● Working data
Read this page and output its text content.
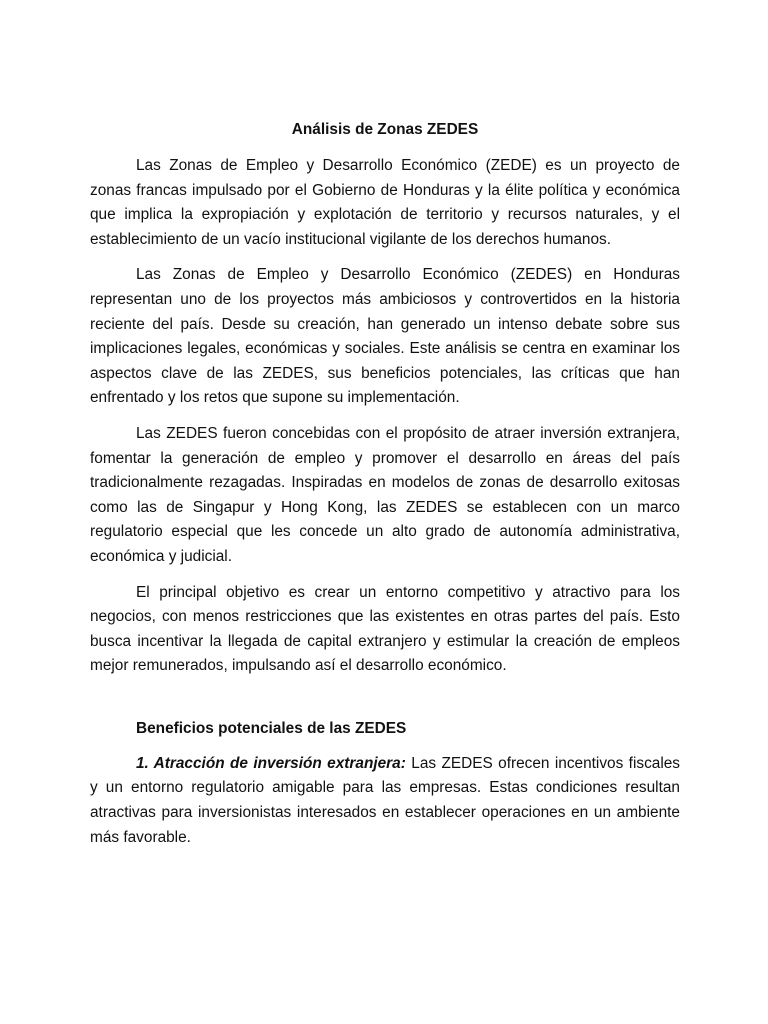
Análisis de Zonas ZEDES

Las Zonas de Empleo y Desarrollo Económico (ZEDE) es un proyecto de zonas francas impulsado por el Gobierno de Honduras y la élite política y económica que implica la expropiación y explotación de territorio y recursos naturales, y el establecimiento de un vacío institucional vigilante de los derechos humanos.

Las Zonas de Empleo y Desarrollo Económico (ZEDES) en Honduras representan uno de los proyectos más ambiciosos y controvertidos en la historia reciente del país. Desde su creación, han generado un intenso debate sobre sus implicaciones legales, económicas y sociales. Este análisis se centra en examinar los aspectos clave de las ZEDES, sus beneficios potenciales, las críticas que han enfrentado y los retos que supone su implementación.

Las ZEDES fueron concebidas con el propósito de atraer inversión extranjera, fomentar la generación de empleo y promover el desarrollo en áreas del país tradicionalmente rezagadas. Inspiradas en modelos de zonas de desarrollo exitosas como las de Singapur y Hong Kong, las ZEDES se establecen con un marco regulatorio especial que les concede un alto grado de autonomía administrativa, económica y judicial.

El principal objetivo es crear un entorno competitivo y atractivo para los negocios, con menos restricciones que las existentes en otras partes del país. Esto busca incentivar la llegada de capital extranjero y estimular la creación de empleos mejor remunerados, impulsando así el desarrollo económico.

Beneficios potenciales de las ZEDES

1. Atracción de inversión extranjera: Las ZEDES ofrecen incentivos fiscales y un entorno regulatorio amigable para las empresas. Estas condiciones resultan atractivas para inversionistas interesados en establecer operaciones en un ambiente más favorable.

● Job
From the listing, copy every line where the string "creación" appears.

● Result for this task
Las Zonas de Empleo y Desarrollo Económico (ZEDES) en Honduras representan uno de los proyectos más ambiciosos y controvertidos en la historia reciente del país. Desde su creación, han generado un intenso debate sobre sus implicaciones legales, económicas y sociales. Este análisis se centra en examinar los aspectos clave de las ZEDES, sus beneficios potenciales, las críticas que han enfrentado y los retos que supone su implementación.
El principal objetivo es crear un entorno competitivo y atractivo para los negocios, con menos restricciones que las existentes en otras partes del país. Esto busca incentivar la llegada de capital extranjero y estimular la creación de empleos mejor remunerados, impulsando así el desarrollo económico.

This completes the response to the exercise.